Given information
▬▬▬

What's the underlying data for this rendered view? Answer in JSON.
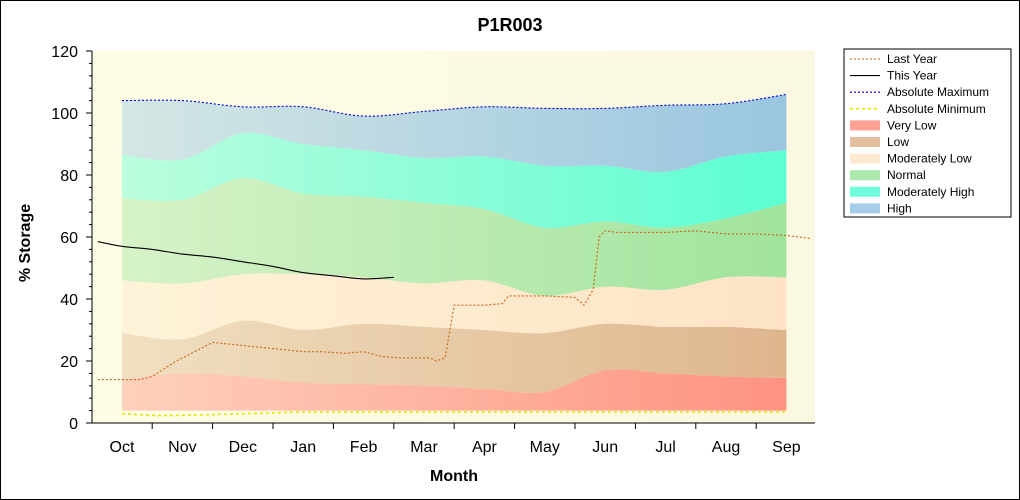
{
  "chart_data": {
    "type": "area",
    "title": "P1R003",
    "xlabel": "Month",
    "ylabel": "% Storage",
    "ylim": [
      0,
      120
    ],
    "yticks": [
      0,
      20,
      40,
      60,
      80,
      100,
      120
    ],
    "categories": [
      "Oct",
      "Nov",
      "Dec",
      "Jan",
      "Feb",
      "Mar",
      "Apr",
      "May",
      "Jun",
      "Jul",
      "Aug",
      "Sep"
    ],
    "grid": false,
    "legend_position": "right",
    "band_x": [
      0,
      1,
      2,
      3,
      4,
      5,
      6,
      7,
      8,
      9,
      10,
      11
    ],
    "bands": [
      {
        "name": "Very Low",
        "color": "#ff8070",
        "lower": [
          4,
          4,
          4,
          4,
          4,
          4,
          4,
          4,
          4,
          4,
          4,
          4
        ],
        "upper": [
          14,
          16,
          15,
          13,
          12.5,
          12,
          11,
          10,
          17,
          16,
          15,
          14.5
        ]
      },
      {
        "name": "Low",
        "color": "#d9aa7d",
        "lower": [
          14,
          16,
          15,
          13,
          12.5,
          12,
          11,
          10,
          17,
          16,
          15,
          14.5
        ],
        "upper": [
          29,
          27,
          33,
          30,
          32,
          31,
          30,
          29,
          32,
          31,
          31,
          30
        ]
      },
      {
        "name": "Moderately Low",
        "color": "#ffe0c0",
        "lower": [
          29,
          27,
          33,
          30,
          32,
          31,
          30,
          29,
          32,
          31,
          31,
          30
        ],
        "upper": [
          46,
          45,
          48,
          48,
          47,
          45,
          46,
          41,
          44,
          43,
          47,
          47
        ]
      },
      {
        "name": "Normal",
        "color": "#90e090",
        "lower": [
          46,
          45,
          48,
          48,
          47,
          45,
          46,
          41,
          44,
          43,
          47,
          47
        ],
        "upper": [
          72.5,
          72,
          79,
          74,
          73,
          71,
          69,
          63,
          65,
          63,
          66,
          71
        ]
      },
      {
        "name": "Moderately High",
        "color": "#40ffd0",
        "lower": [
          72.5,
          72,
          79,
          74,
          73,
          71,
          69,
          63,
          65,
          63,
          66,
          71
        ],
        "upper": [
          86.5,
          85,
          93.5,
          90,
          88,
          85.5,
          86,
          83,
          83,
          81,
          86,
          88
        ]
      },
      {
        "name": "High",
        "color": "#88bde0",
        "lower": [
          86.5,
          85,
          93.5,
          90,
          88,
          85.5,
          86,
          83,
          83,
          81,
          86,
          88
        ],
        "upper": [
          104,
          104,
          102,
          102,
          99,
          100.5,
          102,
          101.5,
          101.5,
          102.5,
          103,
          106
        ]
      }
    ],
    "series": [
      {
        "name": "Absolute Maximum",
        "color": "#0000cc",
        "dash": "2,2",
        "x": [
          0,
          1,
          2,
          3,
          4,
          5,
          6,
          7,
          8,
          9,
          10,
          11
        ],
        "values": [
          104,
          104,
          102,
          102,
          99,
          100.5,
          102,
          101.5,
          101.5,
          102.5,
          103,
          106
        ]
      },
      {
        "name": "Absolute Minimum",
        "color": "#e6e600",
        "dash": "3,3",
        "x": [
          0,
          0.5,
          1,
          2,
          3,
          4,
          5,
          6,
          7,
          8,
          9,
          10,
          11
        ],
        "values": [
          3,
          2.5,
          2.5,
          3,
          3.5,
          3.5,
          3.5,
          3.5,
          3.5,
          3.5,
          3.5,
          3.5,
          3.5
        ]
      },
      {
        "name": "Last Year",
        "color": "#c86414",
        "dash": "2,2",
        "x": [
          -0.4,
          0,
          0.3,
          0.5,
          0.9,
          1.5,
          2,
          2.5,
          3,
          3.3,
          3.7,
          4,
          4.3,
          4.6,
          5,
          5.1,
          5.2,
          5.35,
          5.5,
          5.6,
          6,
          6.3,
          6.4,
          6.6,
          7,
          7.5,
          7.65,
          7.8,
          7.9,
          8,
          8.2,
          8.6,
          9,
          9.5,
          10,
          10.5,
          11,
          11.4
        ],
        "values": [
          14,
          14,
          14,
          15,
          20,
          26,
          25,
          24,
          23,
          23,
          22.5,
          23,
          21.5,
          21,
          21,
          21,
          20,
          21,
          38,
          38,
          38,
          38.5,
          41,
          41,
          41,
          40.5,
          38,
          43,
          60,
          62,
          61.5,
          61.5,
          61.5,
          62,
          61,
          61,
          60.5,
          59.5
        ]
      },
      {
        "name": "This Year",
        "color": "#000000",
        "dash": "",
        "x": [
          -0.4,
          0,
          0.5,
          1,
          1.5,
          2,
          2.5,
          3,
          3.5,
          4,
          4.5
        ],
        "values": [
          58.5,
          57,
          56,
          54.5,
          53.5,
          52,
          50.5,
          48.5,
          47.5,
          46.5,
          47
        ]
      }
    ],
    "legend_order": [
      "Last Year",
      "This Year",
      "Absolute Maximum",
      "Absolute Minimum",
      "Very Low",
      "Low",
      "Moderately Low",
      "Normal",
      "Moderately High",
      "High"
    ]
  }
}
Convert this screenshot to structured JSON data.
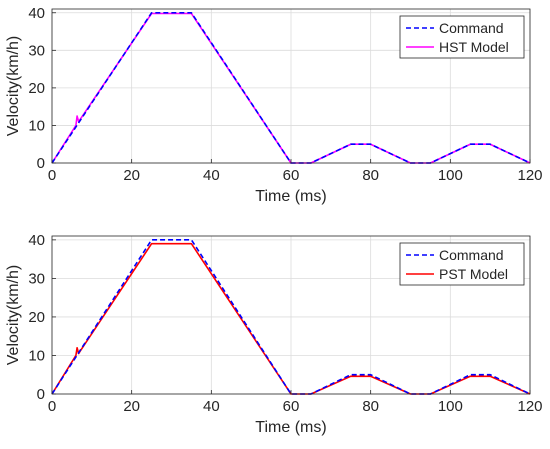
{
  "chart_data": [
    {
      "type": "line",
      "xlabel": "Time (ms)",
      "ylabel": "Velocity(km/h)",
      "xlim": [
        0,
        120
      ],
      "ylim": [
        0,
        41
      ],
      "xticks": [
        0,
        20,
        40,
        60,
        80,
        100,
        120
      ],
      "yticks": [
        0,
        10,
        20,
        30,
        40
      ],
      "xtick_labels": [
        "0",
        "20",
        "40",
        "60",
        "80",
        "100",
        "120"
      ],
      "ytick_labels": [
        "0",
        "10",
        "20",
        "30",
        "40"
      ],
      "grid": true,
      "legend_position": "top-right",
      "series": [
        {
          "name": "Command",
          "color": "#0000ff",
          "style": "dashed",
          "x": [
            0,
            25,
            35,
            60,
            65,
            75,
            80,
            90,
            95,
            105,
            110,
            120
          ],
          "y": [
            0,
            40,
            40,
            0,
            0,
            5,
            5,
            0,
            0,
            5,
            5,
            0
          ]
        },
        {
          "name": "HST Model",
          "color": "#ff00ff",
          "style": "solid",
          "x": [
            0,
            6,
            6.3,
            6.7,
            7,
            25,
            35,
            60,
            65,
            75,
            80,
            90,
            95,
            105,
            110,
            120
          ],
          "y": [
            0,
            10,
            12.5,
            11,
            11.5,
            39.8,
            39.8,
            0,
            0,
            5,
            5,
            0,
            0,
            5,
            5,
            0
          ]
        }
      ]
    },
    {
      "type": "line",
      "xlabel": "Time (ms)",
      "ylabel": "Velocity(km/h)",
      "xlim": [
        0,
        120
      ],
      "ylim": [
        0,
        41
      ],
      "xticks": [
        0,
        20,
        40,
        60,
        80,
        100,
        120
      ],
      "yticks": [
        0,
        10,
        20,
        30,
        40
      ],
      "xtick_labels": [
        "0",
        "20",
        "40",
        "60",
        "80",
        "100",
        "120"
      ],
      "ytick_labels": [
        "0",
        "10",
        "20",
        "30",
        "40"
      ],
      "grid": true,
      "legend_position": "top-right",
      "series": [
        {
          "name": "Command",
          "color": "#0000ff",
          "style": "dashed",
          "x": [
            0,
            25,
            35,
            60,
            65,
            75,
            80,
            90,
            95,
            105,
            110,
            120
          ],
          "y": [
            0,
            40,
            40,
            0,
            0,
            5,
            5,
            0,
            0,
            5,
            5,
            0
          ]
        },
        {
          "name": "PST Model",
          "color": "#ff0000",
          "style": "solid",
          "x": [
            0,
            6,
            6.3,
            6.7,
            7,
            25,
            35,
            60,
            65,
            75,
            80,
            90,
            95,
            105,
            110,
            120
          ],
          "y": [
            0,
            10,
            12,
            10.5,
            11,
            39,
            39,
            0,
            0,
            4.6,
            4.6,
            0,
            0,
            4.6,
            4.6,
            0
          ]
        }
      ]
    }
  ]
}
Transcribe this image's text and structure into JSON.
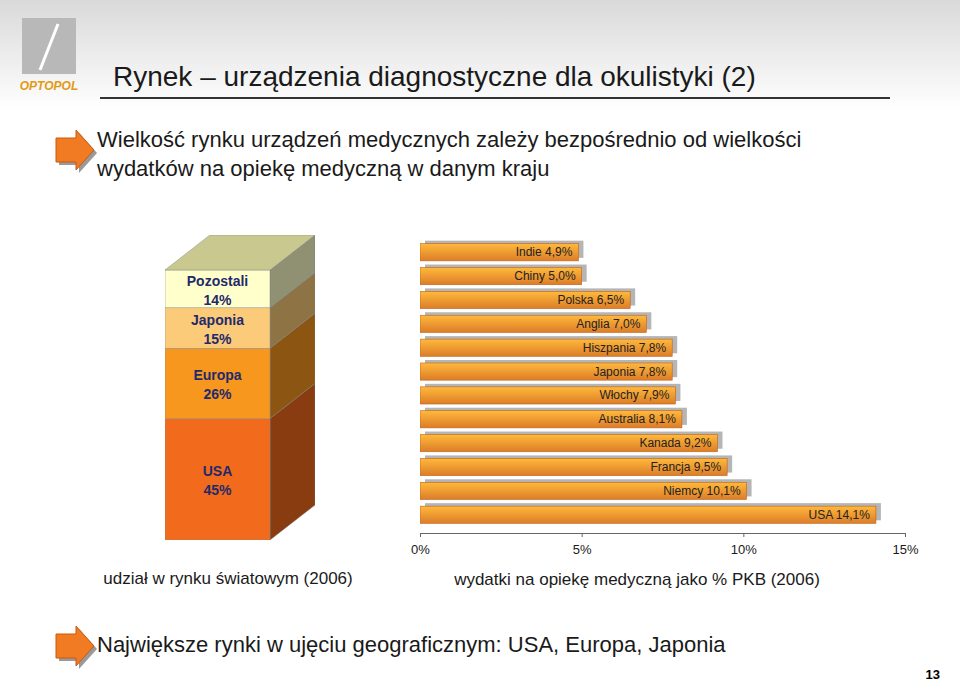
{
  "slide": {
    "logo": "OPTOPOL",
    "title": "Rynek – urządzenia diagnostyczne dla okulistyki (2)",
    "bullet": [
      "Wielkość rynku urządzeń medycznych zależy bezpośrednio od wielkości",
      "wydatków na opiekę medyczną w danym kraju"
    ],
    "footer": "Największe rynki w ujęciu geograficznym: USA, Europa, Japonia",
    "page": 13
  },
  "chart_data": [
    {
      "type": "bar",
      "stacked": true,
      "categories": [
        null
      ],
      "x_label": "udział w rynku światowym (2006)",
      "ylim": [
        0,
        100
      ],
      "tick_labels": false,
      "data_labels": true,
      "series": [
        {
          "name": "USA",
          "color": "#F26A1B",
          "values": [
            45
          ],
          "value_labels": [
            "45%"
          ]
        },
        {
          "name": "Europa",
          "color": "#F7971E",
          "values": [
            26
          ],
          "value_labels": [
            "26%"
          ]
        },
        {
          "name": "Japonia",
          "color": "#FBCB7A",
          "values": [
            15
          ],
          "value_labels": [
            "15%"
          ]
        },
        {
          "name": "Pozostali",
          "color": "#FFFFCC",
          "values": [
            14
          ],
          "value_labels": [
            "14%"
          ]
        }
      ]
    },
    {
      "type": "bar",
      "orientation": "horizontal",
      "categories": [
        "Indie",
        "Chiny",
        "Polska",
        "Anglia",
        "Hiszpania",
        "Japonia",
        "Włochy",
        "Australia",
        "Kanada",
        "Francja",
        "Niemcy",
        "USA"
      ],
      "values": [
        4.9,
        5.0,
        6.5,
        7.0,
        7.8,
        7.8,
        7.9,
        8.1,
        9.2,
        9.5,
        10.1,
        14.1
      ],
      "value_labels": [
        "4,9%",
        "5,0%",
        "6,5%",
        "7,0%",
        "7,8%",
        "7,8%",
        "7,9%",
        "8,1%",
        "9,2%",
        "9,5%",
        "10,1%",
        "14,1%"
      ],
      "color": "#F58B2C",
      "xlim": [
        0,
        15
      ],
      "xticks": [
        {
          "value": 0,
          "label": "0%"
        },
        {
          "value": 5,
          "label": "5%"
        },
        {
          "value": 10,
          "label": "10%"
        },
        {
          "value": 15,
          "label": "15%"
        }
      ],
      "x_label": "wydatki na opiekę medyczną jako % PKB (2006)",
      "tick_labels": "x",
      "data_labels": true
    }
  ]
}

▬▬▬

Directions for this task
How many lines in the data contain the string "Minimum"? Respond with the number only.

Solved exercise
2